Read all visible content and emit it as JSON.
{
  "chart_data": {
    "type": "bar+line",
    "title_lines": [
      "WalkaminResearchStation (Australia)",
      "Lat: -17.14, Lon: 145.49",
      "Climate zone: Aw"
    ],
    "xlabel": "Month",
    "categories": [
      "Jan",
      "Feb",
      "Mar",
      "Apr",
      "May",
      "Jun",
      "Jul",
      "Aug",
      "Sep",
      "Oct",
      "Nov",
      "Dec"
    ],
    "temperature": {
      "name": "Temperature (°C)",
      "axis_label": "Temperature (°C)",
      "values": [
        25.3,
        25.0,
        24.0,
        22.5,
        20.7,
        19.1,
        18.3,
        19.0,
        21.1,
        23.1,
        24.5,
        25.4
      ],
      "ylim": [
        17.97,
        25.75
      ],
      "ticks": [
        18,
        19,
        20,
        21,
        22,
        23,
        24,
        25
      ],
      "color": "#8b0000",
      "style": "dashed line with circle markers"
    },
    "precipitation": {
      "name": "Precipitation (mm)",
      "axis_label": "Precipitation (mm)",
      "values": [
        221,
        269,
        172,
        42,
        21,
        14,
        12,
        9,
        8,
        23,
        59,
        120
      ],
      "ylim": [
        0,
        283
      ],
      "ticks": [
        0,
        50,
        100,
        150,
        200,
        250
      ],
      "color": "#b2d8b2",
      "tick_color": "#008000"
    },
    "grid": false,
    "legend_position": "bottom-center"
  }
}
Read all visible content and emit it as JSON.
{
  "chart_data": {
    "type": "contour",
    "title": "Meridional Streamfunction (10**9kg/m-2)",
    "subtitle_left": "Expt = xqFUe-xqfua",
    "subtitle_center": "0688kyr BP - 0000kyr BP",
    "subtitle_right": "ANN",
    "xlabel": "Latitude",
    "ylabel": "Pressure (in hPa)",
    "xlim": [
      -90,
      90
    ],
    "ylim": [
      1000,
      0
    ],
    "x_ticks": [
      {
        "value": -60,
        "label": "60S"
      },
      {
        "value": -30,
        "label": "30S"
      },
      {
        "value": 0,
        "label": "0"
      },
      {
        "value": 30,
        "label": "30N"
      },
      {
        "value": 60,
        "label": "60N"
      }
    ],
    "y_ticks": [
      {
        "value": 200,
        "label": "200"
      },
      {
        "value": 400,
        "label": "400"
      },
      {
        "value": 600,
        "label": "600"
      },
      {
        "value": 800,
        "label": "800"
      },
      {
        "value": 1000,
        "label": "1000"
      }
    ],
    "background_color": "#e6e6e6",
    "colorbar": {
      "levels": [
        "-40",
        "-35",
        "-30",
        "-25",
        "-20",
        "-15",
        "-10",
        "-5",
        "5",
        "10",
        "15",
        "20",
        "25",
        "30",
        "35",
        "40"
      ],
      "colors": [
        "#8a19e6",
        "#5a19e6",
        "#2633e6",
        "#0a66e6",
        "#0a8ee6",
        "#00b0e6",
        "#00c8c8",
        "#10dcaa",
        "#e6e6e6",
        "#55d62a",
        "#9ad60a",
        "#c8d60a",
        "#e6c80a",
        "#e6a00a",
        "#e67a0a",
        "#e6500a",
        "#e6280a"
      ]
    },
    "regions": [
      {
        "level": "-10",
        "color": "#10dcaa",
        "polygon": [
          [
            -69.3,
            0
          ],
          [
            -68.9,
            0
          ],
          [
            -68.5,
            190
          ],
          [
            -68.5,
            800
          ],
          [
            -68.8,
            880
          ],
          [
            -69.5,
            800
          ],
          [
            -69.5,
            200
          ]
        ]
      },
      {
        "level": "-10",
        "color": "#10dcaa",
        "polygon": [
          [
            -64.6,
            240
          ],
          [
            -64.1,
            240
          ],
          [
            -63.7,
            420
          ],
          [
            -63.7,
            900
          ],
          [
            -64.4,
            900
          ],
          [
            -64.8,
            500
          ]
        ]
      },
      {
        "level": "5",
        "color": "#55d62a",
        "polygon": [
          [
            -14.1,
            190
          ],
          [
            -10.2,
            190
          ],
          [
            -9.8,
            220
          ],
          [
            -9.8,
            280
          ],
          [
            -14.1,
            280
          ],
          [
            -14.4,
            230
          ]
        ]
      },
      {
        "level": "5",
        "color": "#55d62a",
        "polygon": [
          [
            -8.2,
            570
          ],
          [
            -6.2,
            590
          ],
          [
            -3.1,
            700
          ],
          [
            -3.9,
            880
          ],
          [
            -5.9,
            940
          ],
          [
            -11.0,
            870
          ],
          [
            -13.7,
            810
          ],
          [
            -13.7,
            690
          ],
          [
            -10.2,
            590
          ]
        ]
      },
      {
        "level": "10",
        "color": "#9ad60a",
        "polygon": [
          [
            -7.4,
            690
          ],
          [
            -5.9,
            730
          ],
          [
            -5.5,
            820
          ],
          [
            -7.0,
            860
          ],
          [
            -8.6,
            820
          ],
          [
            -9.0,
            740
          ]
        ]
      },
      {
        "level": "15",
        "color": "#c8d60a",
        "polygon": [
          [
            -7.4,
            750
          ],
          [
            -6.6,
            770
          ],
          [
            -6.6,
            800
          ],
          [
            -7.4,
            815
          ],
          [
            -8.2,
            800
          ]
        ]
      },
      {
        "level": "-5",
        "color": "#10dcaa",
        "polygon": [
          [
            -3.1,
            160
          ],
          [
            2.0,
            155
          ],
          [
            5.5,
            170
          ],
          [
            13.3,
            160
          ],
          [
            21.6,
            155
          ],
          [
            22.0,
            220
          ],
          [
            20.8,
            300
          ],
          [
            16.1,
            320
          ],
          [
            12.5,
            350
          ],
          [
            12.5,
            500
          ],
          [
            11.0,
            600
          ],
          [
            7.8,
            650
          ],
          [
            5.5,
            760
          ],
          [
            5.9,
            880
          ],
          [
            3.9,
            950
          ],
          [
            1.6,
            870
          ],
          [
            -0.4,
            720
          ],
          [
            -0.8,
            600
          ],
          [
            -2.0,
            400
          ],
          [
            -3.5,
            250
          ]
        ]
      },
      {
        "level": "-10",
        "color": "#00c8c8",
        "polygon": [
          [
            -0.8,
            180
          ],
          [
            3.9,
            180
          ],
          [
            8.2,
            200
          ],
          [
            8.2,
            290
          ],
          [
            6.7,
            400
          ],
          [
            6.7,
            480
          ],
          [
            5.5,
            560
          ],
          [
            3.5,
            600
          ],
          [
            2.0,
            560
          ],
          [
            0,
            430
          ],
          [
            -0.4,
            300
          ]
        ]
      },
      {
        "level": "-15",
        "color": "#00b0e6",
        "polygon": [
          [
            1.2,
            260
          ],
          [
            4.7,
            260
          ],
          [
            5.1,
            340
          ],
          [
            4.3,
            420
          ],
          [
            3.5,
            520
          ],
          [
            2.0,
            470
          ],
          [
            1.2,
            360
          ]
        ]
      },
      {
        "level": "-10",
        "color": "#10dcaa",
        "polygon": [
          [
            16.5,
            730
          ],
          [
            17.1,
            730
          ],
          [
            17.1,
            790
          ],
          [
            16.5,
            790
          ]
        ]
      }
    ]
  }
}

******

Return the listing above word for word.

- [SOLVED PROBLEM]
Read all visible content and emit it as JSON.
{
  "chart_data": {
    "type": "bar+line",
    "title_lines": [
      "WalkaminResearchStation (Australia)",
      "Lat: -17.14, Lon: 145.49",
      "Climate zone: Aw"
    ],
    "xlabel": "Month",
    "categories": [
      "Jan",
      "Feb",
      "Mar",
      "Apr",
      "May",
      "Jun",
      "Jul",
      "Aug",
      "Sep",
      "Oct",
      "Nov",
      "Dec"
    ],
    "temperature": {
      "name": "Temperature (°C)",
      "axis_label": "Temperature (°C)",
      "values": [
        25.3,
        25.0,
        24.0,
        22.5,
        20.7,
        19.1,
        18.3,
        19.0,
        21.1,
        23.1,
        24.5,
        25.4
      ],
      "ylim": [
        17.97,
        25.75
      ],
      "ticks": [
        18,
        19,
        20,
        21,
        22,
        23,
        24,
        25
      ],
      "color": "#8b0000",
      "style": "dashed line with circle markers"
    },
    "precipitation": {
      "name": "Precipitation (mm)",
      "axis_label": "Precipitation (mm)",
      "values": [
        221,
        269,
        172,
        42,
        21,
        14,
        12,
        9,
        8,
        23,
        59,
        120
      ],
      "ylim": [
        0,
        283
      ],
      "ticks": [
        0,
        50,
        100,
        150,
        200,
        250
      ],
      "color": "#b2d8b2",
      "tick_color": "#008000"
    },
    "grid": false,
    "legend_position": "bottom-center"
  }
}
Read all visible content and emit it as JSON.
{
  "chart_data": {
    "type": "contour",
    "title": "Meridional Streamfunction (10**9kg/m-2)",
    "subtitle_left": "Expt = xqFUe-xqfua",
    "subtitle_center": "0688kyr BP - 0000kyr BP",
    "subtitle_right": "ANN",
    "xlabel": "Latitude",
    "ylabel": "Pressure (in hPa)",
    "xlim": [
      -90,
      90
    ],
    "ylim": [
      1000,
      0
    ],
    "x_ticks": [
      {
        "value": -60,
        "label": "60S"
      },
      {
        "value": -30,
        "label": "30S"
      },
      {
        "value": 0,
        "label": "0"
      },
      {
        "value": 30,
        "label": "30N"
      },
      {
        "value": 60,
        "label": "60N"
      }
    ],
    "y_ticks": [
      {
        "value": 200,
        "label": "200"
      },
      {
        "value": 400,
        "label": "400"
      },
      {
        "value": 600,
        "label": "600"
      },
      {
        "value": 800,
        "label": "800"
      },
      {
        "value": 1000,
        "label": "1000"
      }
    ],
    "background_color": "#e6e6e6",
    "colorbar": {
      "levels": [
        "-40",
        "-35",
        "-30",
        "-25",
        "-20",
        "-15",
        "-10",
        "-5",
        "5",
        "10",
        "15",
        "20",
        "25",
        "30",
        "35",
        "40"
      ],
      "colors": [
        "#8a19e6",
        "#5a19e6",
        "#2633e6",
        "#0a66e6",
        "#0a8ee6",
        "#00b0e6",
        "#00c8c8",
        "#10dcaa",
        "#e6e6e6",
        "#55d62a",
        "#9ad60a",
        "#c8d60a",
        "#e6c80a",
        "#e6a00a",
        "#e67a0a",
        "#e6500a",
        "#e6280a"
      ]
    },
    "regions": [
      {
        "level": "-10",
        "color": "#10dcaa",
        "polygon": [
          [
            -69.3,
            0
          ],
          [
            -68.9,
            0
          ],
          [
            -68.5,
            190
          ],
          [
            -68.5,
            800
          ],
          [
            -68.8,
            880
          ],
          [
            -69.5,
            800
          ],
          [
            -69.5,
            200
          ]
        ]
      },
      {
        "level": "-10",
        "color": "#10dcaa",
        "polygon": [
          [
            -64.6,
            240
          ],
          [
            -64.1,
            240
          ],
          [
            -63.7,
            420
          ],
          [
            -63.7,
            900
          ],
          [
            -64.4,
            900
          ],
          [
            -64.8,
            500
          ]
        ]
      },
      {
        "level": "5",
        "color": "#55d62a",
        "polygon": [
          [
            -14.1,
            190
          ],
          [
            -10.2,
            190
          ],
          [
            -9.8,
            220
          ],
          [
            -9.8,
            280
          ],
          [
            -14.1,
            280
          ],
          [
            -14.4,
            230
          ]
        ]
      },
      {
        "level": "5",
        "color": "#55d62a",
        "polygon": [
          [
            -8.2,
            570
          ],
          [
            -6.2,
            590
          ],
          [
            -3.1,
            700
          ],
          [
            -3.9,
            880
          ],
          [
            -5.9,
            940
          ],
          [
            -11.0,
            870
          ],
          [
            -13.7,
            810
          ],
          [
            -13.7,
            690
          ],
          [
            -10.2,
            590
          ]
        ]
      },
      {
        "level": "10",
        "color": "#9ad60a",
        "polygon": [
          [
            -7.4,
            690
          ],
          [
            -5.9,
            730
          ],
          [
            -5.5,
            820
          ],
          [
            -7.0,
            860
          ],
          [
            -8.6,
            820
          ],
          [
            -9.0,
            740
          ]
        ]
      },
      {
        "level": "15",
        "color": "#c8d60a",
        "polygon": [
          [
            -7.4,
            750
          ],
          [
            -6.6,
            770
          ],
          [
            -6.6,
            800
          ],
          [
            -7.4,
            815
          ],
          [
            -8.2,
            800
          ]
        ]
      },
      {
        "level": "-5",
        "color": "#10dcaa",
        "polygon": [
          [
            -3.1,
            160
          ],
          [
            2.0,
            155
          ],
          [
            5.5,
            170
          ],
          [
            13.3,
            160
          ],
          [
            21.6,
            155
          ],
          [
            22.0,
            220
          ],
          [
            20.8,
            300
          ],
          [
            16.1,
            320
          ],
          [
            12.5,
            350
          ],
          [
            12.5,
            500
          ],
          [
            11.0,
            600
          ],
          [
            7.8,
            650
          ],
          [
            5.5,
            760
          ],
          [
            5.9,
            880
          ],
          [
            3.9,
            950
          ],
          [
            1.6,
            870
          ],
          [
            -0.4,
            720
          ],
          [
            -0.8,
            600
          ],
          [
            -2.0,
            400
          ],
          [
            -3.5,
            250
          ]
        ]
      },
      {
        "level": "-10",
        "color": "#00c8c8",
        "polygon": [
          [
            -0.8,
            180
          ],
          [
            3.9,
            180
          ],
          [
            8.2,
            200
          ],
          [
            8.2,
            290
          ],
          [
            6.7,
            400
          ],
          [
            6.7,
            480
          ],
          [
            5.5,
            560
          ],
          [
            3.5,
            600
          ],
          [
            2.0,
            560
          ],
          [
            0,
            430
          ],
          [
            -0.4,
            300
          ]
        ]
      },
      {
        "level": "-15",
        "color": "#00b0e6",
        "polygon": [
          [
            1.2,
            260
          ],
          [
            4.7,
            260
          ],
          [
            5.1,
            340
          ],
          [
            4.3,
            420
          ],
          [
            3.5,
            520
          ],
          [
            2.0,
            470
          ],
          [
            1.2,
            360
          ]
        ]
      },
      {
        "level": "-10",
        "color": "#10dcaa",
        "polygon": [
          [
            16.5,
            730
          ],
          [
            17.1,
            730
          ],
          [
            17.1,
            790
          ],
          [
            16.5,
            790
          ]
        ]
      }
    ]
  }
}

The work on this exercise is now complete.